[Spatial layout listing]
+++++
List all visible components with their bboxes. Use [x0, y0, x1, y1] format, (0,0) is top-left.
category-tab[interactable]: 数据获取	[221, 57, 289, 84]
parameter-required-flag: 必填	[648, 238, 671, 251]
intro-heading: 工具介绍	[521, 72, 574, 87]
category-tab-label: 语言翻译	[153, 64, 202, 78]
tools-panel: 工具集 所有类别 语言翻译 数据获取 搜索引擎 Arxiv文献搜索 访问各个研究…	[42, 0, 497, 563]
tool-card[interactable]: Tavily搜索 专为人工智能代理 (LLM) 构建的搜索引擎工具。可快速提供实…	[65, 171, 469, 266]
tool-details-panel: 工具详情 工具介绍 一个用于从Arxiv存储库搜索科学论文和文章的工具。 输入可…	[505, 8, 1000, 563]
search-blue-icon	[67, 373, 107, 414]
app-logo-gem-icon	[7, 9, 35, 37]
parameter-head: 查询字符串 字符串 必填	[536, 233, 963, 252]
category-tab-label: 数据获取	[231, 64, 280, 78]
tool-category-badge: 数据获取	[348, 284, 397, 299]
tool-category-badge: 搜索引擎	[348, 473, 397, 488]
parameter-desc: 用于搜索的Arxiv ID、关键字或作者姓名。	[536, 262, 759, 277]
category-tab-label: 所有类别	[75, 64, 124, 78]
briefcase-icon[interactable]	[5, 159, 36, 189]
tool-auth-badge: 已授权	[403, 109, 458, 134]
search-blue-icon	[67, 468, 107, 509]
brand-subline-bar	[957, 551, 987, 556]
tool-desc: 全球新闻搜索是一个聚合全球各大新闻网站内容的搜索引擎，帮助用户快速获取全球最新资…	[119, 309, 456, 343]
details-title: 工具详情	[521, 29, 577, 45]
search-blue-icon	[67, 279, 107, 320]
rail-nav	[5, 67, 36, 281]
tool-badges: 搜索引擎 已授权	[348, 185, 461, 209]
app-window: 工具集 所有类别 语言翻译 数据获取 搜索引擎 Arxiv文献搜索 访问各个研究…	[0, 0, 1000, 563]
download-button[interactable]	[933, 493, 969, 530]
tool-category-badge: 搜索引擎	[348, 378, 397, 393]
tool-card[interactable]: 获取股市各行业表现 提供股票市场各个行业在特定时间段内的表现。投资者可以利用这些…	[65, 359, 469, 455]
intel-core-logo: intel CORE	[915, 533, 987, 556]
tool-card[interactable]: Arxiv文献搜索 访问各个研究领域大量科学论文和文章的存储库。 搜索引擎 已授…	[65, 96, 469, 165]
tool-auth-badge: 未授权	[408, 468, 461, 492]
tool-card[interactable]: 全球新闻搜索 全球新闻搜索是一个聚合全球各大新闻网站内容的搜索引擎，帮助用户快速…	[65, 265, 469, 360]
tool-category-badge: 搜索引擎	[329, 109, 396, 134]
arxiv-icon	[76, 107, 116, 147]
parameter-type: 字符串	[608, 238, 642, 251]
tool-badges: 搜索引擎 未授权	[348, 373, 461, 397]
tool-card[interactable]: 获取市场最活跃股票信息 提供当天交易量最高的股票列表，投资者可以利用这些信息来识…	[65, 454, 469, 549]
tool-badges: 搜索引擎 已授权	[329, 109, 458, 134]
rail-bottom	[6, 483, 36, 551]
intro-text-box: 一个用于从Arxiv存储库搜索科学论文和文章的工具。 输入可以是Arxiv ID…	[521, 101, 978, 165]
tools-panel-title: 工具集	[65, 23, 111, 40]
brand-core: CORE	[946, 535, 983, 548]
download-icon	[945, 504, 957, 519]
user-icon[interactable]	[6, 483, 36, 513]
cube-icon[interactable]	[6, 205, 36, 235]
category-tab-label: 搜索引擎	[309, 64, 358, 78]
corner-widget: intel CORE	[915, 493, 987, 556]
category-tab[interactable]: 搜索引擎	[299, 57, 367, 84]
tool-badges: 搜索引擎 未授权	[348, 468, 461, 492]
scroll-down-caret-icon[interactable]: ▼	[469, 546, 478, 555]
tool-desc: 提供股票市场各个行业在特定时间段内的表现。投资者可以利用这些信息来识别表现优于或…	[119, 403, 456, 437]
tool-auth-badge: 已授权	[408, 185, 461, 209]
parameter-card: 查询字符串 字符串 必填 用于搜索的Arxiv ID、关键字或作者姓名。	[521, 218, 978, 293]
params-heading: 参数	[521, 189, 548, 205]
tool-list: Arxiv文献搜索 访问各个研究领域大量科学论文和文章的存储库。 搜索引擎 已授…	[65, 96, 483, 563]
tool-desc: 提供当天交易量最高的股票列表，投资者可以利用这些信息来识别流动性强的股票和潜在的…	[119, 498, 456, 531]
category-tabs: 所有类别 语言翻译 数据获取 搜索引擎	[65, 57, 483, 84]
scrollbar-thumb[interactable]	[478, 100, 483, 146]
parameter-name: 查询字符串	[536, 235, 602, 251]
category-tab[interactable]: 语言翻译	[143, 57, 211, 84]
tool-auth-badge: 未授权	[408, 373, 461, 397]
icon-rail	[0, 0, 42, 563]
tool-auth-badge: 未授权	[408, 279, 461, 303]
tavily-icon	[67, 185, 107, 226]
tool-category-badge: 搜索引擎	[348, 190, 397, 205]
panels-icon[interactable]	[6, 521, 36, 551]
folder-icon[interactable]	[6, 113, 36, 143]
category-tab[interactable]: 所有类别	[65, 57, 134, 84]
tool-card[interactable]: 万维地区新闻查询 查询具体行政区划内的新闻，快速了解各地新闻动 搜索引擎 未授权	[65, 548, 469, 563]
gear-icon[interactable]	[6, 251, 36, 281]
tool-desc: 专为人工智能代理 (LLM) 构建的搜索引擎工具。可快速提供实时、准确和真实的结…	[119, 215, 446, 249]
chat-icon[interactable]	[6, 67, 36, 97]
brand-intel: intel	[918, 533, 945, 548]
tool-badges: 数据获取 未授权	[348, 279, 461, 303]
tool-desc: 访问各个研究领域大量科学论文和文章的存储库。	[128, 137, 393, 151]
+++++
=== TASK INSTRUCTIONS ===
Pick out every line in the listing above that contains the string "工具详情", treating case as significant, and copy each of those lines in full.

=== OUTPUT OF THE TASK ===
tool-details-panel: 工具详情 工具介绍 一个用于从Arxiv存储库搜索科学论文和文章的工具。 输入可…	[505, 8, 1000, 563]
details-title: 工具详情	[521, 29, 577, 45]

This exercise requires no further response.